Which lines below hold the word "this"? Copy all of them.

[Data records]
^^^^^^^^^^^^^^^^
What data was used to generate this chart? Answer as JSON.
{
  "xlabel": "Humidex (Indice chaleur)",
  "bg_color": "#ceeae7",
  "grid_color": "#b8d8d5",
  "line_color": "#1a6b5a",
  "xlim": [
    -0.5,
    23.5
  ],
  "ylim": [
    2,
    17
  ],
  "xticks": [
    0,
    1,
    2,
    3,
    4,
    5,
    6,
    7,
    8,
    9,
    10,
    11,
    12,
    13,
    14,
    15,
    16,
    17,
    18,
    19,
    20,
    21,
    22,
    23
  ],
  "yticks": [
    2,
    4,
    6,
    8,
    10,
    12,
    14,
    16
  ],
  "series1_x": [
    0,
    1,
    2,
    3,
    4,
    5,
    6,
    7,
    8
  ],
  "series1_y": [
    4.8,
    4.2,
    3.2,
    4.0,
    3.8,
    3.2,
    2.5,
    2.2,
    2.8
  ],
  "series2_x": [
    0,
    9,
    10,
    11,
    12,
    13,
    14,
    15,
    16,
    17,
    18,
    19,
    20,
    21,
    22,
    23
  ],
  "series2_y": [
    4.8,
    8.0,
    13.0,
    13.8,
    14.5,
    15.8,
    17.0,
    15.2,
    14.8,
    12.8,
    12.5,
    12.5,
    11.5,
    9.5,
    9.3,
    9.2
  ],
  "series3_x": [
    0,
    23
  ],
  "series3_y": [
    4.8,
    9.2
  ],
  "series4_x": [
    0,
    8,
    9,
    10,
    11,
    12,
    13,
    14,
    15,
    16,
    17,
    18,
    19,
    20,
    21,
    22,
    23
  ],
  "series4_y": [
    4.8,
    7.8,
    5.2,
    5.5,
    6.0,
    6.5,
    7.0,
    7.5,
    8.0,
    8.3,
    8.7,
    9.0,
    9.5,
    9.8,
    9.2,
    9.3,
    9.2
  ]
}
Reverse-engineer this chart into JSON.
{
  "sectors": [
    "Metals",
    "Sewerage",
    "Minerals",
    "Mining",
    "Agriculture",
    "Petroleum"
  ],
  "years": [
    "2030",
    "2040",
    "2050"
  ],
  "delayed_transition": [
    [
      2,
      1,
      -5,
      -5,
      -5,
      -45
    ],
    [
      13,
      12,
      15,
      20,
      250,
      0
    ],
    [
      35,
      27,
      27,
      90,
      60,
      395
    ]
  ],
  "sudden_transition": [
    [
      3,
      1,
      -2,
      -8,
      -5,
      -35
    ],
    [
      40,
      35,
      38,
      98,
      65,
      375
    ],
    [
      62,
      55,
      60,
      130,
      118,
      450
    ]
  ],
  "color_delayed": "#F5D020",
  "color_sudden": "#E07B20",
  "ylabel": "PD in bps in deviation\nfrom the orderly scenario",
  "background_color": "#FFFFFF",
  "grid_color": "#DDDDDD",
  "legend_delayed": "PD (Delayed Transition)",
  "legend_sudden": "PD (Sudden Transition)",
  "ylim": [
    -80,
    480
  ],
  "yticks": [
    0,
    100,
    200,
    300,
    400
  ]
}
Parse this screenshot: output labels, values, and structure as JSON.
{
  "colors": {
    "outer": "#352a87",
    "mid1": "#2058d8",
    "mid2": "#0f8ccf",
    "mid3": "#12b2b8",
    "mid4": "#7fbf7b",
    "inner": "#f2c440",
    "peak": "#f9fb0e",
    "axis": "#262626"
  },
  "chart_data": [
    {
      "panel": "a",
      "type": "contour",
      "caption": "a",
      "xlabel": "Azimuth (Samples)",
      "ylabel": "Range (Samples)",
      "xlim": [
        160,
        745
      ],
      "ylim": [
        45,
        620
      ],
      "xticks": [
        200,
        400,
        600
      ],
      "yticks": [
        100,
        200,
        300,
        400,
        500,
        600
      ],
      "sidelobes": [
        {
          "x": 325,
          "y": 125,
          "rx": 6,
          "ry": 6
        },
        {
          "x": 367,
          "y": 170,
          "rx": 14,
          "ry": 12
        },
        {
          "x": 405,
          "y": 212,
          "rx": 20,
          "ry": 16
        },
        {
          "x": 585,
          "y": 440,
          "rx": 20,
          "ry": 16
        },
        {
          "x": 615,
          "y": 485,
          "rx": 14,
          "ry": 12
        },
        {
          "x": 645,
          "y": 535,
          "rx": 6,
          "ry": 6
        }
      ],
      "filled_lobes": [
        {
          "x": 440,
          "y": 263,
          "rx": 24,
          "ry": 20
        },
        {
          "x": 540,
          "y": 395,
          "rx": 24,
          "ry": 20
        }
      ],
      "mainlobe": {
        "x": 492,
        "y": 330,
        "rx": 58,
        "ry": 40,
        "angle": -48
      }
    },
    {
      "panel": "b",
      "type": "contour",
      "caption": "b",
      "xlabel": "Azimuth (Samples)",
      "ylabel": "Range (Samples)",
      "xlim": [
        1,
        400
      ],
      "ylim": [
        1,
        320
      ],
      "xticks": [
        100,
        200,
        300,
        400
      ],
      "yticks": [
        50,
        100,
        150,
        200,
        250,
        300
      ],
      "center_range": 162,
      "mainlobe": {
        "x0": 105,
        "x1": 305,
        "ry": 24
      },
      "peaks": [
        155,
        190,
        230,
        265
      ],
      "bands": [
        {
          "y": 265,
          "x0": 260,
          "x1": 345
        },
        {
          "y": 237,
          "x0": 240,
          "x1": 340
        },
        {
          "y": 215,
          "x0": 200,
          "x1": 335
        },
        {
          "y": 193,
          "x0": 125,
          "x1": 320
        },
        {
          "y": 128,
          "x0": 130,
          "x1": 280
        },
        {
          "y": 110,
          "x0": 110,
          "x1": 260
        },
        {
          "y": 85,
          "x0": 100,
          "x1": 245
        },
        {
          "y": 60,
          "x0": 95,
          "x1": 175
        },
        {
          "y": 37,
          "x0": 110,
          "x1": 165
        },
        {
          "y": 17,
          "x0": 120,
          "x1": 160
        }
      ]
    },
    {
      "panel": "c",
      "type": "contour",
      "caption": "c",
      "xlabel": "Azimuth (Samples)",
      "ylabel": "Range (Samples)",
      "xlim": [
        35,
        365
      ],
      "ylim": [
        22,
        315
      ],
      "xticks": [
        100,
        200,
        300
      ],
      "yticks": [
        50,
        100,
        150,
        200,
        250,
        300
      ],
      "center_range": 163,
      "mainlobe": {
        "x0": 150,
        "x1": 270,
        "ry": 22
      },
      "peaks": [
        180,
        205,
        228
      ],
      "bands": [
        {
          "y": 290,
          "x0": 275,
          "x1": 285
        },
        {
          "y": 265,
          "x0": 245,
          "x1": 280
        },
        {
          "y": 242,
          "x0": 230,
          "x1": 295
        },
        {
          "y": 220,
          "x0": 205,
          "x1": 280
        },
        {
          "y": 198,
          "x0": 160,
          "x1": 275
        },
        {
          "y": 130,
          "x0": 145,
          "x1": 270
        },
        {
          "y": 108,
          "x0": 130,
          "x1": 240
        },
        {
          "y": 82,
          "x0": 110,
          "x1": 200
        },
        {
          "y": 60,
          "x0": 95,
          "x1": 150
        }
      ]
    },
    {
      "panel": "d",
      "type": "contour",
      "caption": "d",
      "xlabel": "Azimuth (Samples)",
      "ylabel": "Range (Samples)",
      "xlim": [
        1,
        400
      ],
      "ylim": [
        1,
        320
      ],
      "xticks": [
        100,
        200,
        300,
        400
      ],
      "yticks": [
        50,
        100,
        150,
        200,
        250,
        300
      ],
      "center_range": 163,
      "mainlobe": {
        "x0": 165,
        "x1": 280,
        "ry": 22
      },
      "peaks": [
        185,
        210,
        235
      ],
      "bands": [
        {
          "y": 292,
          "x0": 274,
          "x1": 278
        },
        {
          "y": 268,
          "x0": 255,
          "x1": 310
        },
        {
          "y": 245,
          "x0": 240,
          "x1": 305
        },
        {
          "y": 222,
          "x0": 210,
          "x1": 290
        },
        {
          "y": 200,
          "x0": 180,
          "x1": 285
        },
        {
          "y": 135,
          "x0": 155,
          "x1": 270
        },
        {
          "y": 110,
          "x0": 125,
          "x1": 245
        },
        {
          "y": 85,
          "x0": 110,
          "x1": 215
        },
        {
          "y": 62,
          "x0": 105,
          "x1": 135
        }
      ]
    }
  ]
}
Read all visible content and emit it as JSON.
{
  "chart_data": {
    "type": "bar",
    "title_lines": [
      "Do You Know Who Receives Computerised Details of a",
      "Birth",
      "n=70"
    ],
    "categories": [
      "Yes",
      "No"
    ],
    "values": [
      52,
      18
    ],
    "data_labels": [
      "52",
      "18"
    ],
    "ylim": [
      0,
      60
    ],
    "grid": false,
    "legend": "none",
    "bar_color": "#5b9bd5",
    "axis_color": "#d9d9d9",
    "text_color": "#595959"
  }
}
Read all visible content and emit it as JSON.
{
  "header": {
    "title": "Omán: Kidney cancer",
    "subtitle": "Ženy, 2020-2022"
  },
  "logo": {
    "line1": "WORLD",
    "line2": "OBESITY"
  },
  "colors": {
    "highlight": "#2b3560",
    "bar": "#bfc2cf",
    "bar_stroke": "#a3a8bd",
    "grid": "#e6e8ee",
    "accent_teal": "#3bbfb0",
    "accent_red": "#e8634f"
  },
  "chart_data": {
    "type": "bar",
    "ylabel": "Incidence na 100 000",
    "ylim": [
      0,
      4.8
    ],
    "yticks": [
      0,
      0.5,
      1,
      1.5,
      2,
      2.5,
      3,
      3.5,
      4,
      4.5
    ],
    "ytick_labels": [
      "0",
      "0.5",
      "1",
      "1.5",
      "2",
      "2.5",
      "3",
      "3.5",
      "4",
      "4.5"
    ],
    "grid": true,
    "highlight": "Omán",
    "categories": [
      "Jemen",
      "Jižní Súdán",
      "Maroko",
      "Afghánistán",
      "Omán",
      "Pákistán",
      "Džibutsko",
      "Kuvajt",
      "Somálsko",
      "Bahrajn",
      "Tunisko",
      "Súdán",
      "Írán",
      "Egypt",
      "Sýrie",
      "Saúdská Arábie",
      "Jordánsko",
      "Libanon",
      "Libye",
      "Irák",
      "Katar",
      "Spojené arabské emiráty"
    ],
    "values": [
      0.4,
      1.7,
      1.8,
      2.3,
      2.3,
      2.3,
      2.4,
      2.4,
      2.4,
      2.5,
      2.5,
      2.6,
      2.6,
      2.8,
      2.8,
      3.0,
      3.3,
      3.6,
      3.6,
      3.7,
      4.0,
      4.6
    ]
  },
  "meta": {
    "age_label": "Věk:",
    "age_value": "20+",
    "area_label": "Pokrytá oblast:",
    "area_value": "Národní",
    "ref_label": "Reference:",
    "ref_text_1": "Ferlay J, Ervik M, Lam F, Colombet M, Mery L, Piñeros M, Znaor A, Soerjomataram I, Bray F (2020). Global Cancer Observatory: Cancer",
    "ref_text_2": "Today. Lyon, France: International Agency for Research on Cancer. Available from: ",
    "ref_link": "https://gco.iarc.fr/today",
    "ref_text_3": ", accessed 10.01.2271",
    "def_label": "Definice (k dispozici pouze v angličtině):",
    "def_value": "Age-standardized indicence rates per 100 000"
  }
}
^^^^^^^^^^^^^^^^
> **Task output**
What data was used to generate this chart? Answer as JSON.
Reverse-engineer this chart into JSON.
Parse this screenshot: output labels, values, and structure as JSON.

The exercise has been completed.